TASK:
Copy the entries below verbatim, omitting any pictures they contain.
+---+
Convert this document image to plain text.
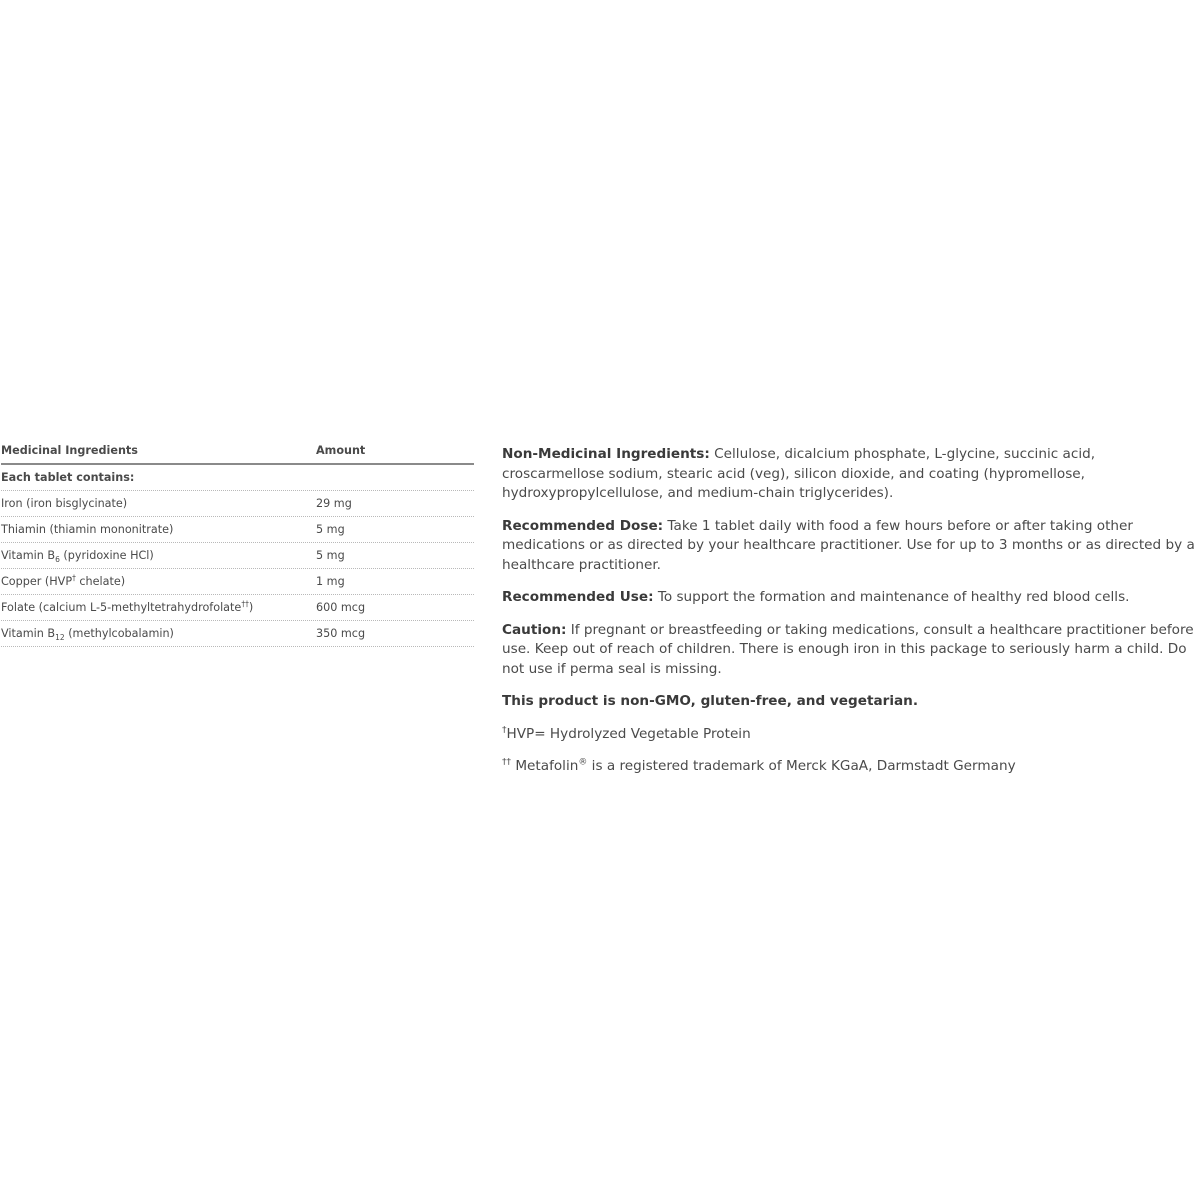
Medicinal Ingredients	Amount
Each tablet contains:
Iron (iron bisglycinate)	29 mg
Thiamin (thiamin mononitrate)	5 mg
Vitamin $B_6$ (pyridoxine HCl)	5 mg
Copper (HVP† chelate)	1 mg
Folate (calcium L-5-methyltetrahydrofolate††)	600 mcg
Vitamin $B_{12}$ (methylcobalamin)	350 mcg

Non-Medicinal Ingredients: Cellulose, dicalcium phosphate, L-glycine, succinic acid, croscarmellose sodium, stearic acid (veg), silicon dioxide, and coating (hypromellose, hydroxypropylcellulose, and medium-chain triglycerides).

Recommended Dose: Take 1 tablet daily with food a few hours before or after taking other medications or as directed by your healthcare practitioner. Use for up to 3 months or as directed by a healthcare practitioner.

Recommended Use: To support the formation and maintenance of healthy red blood cells.

Caution: If pregnant or breastfeeding or taking medications, consult a healthcare practitioner before use. Keep out of reach of children. There is enough iron in this package to seriously harm a child. Do not use if perma seal is missing.

This product is non-GMO, gluten-free, and vegetarian.

†HVP= Hydrolyzed Vegetable Protein

†† Metafolin® is a registered trademark of Merck KGaA, Darmstadt Germany
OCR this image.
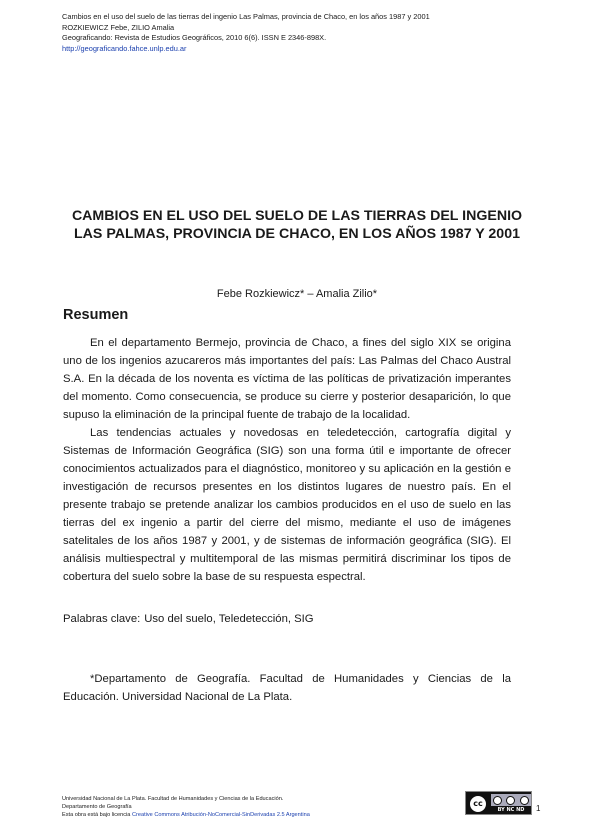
Cambios en el uso del suelo de las tierras del ingenio Las Palmas, provincia de Chaco, en los años 1987 y 2001
ROZKIEWICZ Febe, ZILIO Amalia
Geograficando: Revista de Estudios Geográficos, 2010 6(6). ISSN E 2346-898X.
http://geograficando.fahce.unlp.edu.ar
CAMBIOS EN EL USO DEL SUELO DE LAS TIERRAS DEL INGENIO LAS PALMAS, PROVINCIA DE CHACO, EN LOS AÑOS 1987 Y 2001
Febe Rozkiewicz* – Amalia Zilio*
Resumen

En el departamento Bermejo, provincia de Chaco, a fines del siglo XIX se origina uno de los ingenios azucareros más importantes del país: Las Palmas del Chaco Austral S.A. En la década de los noventa es víctima de las políticas de privatización imperantes del momento. Como consecuencia, se produce su cierre y posterior desaparición, lo que supuso la eliminación de la principal fuente de trabajo de la localidad.

Las tendencias actuales y novedosas en teledetección, cartografía digital y Sistemas de Información Geográfica (SIG) son una forma útil e importante de ofrecer conocimientos actualizados para el diagnóstico, monitoreo y su aplicación en la gestión e investigación de recursos presentes en los distintos lugares de nuestro país. En el presente trabajo se pretende analizar los cambios producidos en el uso de suelo en las tierras del ex ingenio a partir del cierre del mismo, mediante el uso de imágenes satelitales de los años 1987 y 2001, y de sistemas de información geográfica (SIG). El análisis multiespectral y multitemporal de las mismas permitirá discriminar los tipos de cobertura del suelo sobre la base de su respuesta espectral.

Palabras clave: Uso del suelo, Teledetección, SIG

*Departamento de Geografía. Facultad de Humanidades y Ciencias de la Educación. Universidad Nacional de La Plata.

Universidad Nacional de La Plata. Facultad de Humanidades y Ciencias de la Educación.
Departamento de Geografía
Esta obra está bajo licencia Creative Commons Atribución-NoComercial-SinDerivadas 2.5 Argentina
cc
BY NC ND	1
+---+
YOUR RESPONSE:
Convert this document image to plain text.
Medicinal Ingredients	Amount
Each tablet contains:
Iron (iron bisglycinate)	29 mg
Thiamin (thiamin mononitrate)	5 mg
Vitamin $B_6$ (pyridoxine HCl)	5 mg
Copper (HVP† chelate)	1 mg
Folate (calcium L-5-methyltetrahydrofolate††)	600 mcg
Vitamin $B_{12}$ (methylcobalamin)	350 mcg

Non-Medicinal Ingredients: Cellulose, dicalcium phosphate, L-glycine, succinic acid, croscarmellose sodium, stearic acid (veg), silicon dioxide, and coating (hypromellose, hydroxypropylcellulose, and medium-chain triglycerides).

Recommended Dose: Take 1 tablet daily with food a few hours before or after taking other medications or as directed by your healthcare practitioner. Use for up to 3 months or as directed by a healthcare practitioner.

Recommended Use: To support the formation and maintenance of healthy red blood cells.

Caution: If pregnant or breastfeeding or taking medications, consult a healthcare practitioner before use. Keep out of reach of children. There is enough iron in this package to seriously harm a child. Do not use if perma seal is missing.

This product is non-GMO, gluten-free, and vegetarian.

†HVP= Hydrolyzed Vegetable Protein

†† Metafolin® is a registered trademark of Merck KGaA, Darmstadt Germany
OCR this image.
Cambios en el uso del suelo de las tierras del ingenio Las Palmas, provincia de Chaco, en los años 1987 y 2001
ROZKIEWICZ Febe, ZILIO Amalia
Geograficando: Revista de Estudios Geográficos, 2010 6(6). ISSN E 2346-898X.
http://geograficando.fahce.unlp.edu.ar
CAMBIOS EN EL USO DEL SUELO DE LAS TIERRAS DEL INGENIO LAS PALMAS, PROVINCIA DE CHACO, EN LOS AÑOS 1987 Y 2001
Febe Rozkiewicz* – Amalia Zilio*
Resumen

En el departamento Bermejo, provincia de Chaco, a fines del siglo XIX se origina uno de los ingenios azucareros más importantes del país: Las Palmas del Chaco Austral S.A. En la década de los noventa es víctima de las políticas de privatización imperantes del momento. Como consecuencia, se produce su cierre y posterior desaparición, lo que supuso la eliminación de la principal fuente de trabajo de la localidad.

Las tendencias actuales y novedosas en teledetección, cartografía digital y Sistemas de Información Geográfica (SIG) son una forma útil e importante de ofrecer conocimientos actualizados para el diagnóstico, monitoreo y su aplicación en la gestión e investigación de recursos presentes en los distintos lugares de nuestro país. En el presente trabajo se pretende analizar los cambios producidos en el uso de suelo en las tierras del ex ingenio a partir del cierre del mismo, mediante el uso de imágenes satelitales de los años 1987 y 2001, y de sistemas de información geográfica (SIG). El análisis multiespectral y multitemporal de las mismas permitirá discriminar los tipos de cobertura del suelo sobre la base de su respuesta espectral.

Palabras clave: Uso del suelo, Teledetección, SIG

*Departamento de Geografía. Facultad de Humanidades y Ciencias de la Educación. Universidad Nacional de La Plata.

Universidad Nacional de La Plata. Facultad de Humanidades y Ciencias de la Educación.
Departamento de Geografía
Esta obra está bajo licencia Creative Commons Atribución-NoComercial-SinDerivadas 2.5 Argentina
cc
BY NC ND	1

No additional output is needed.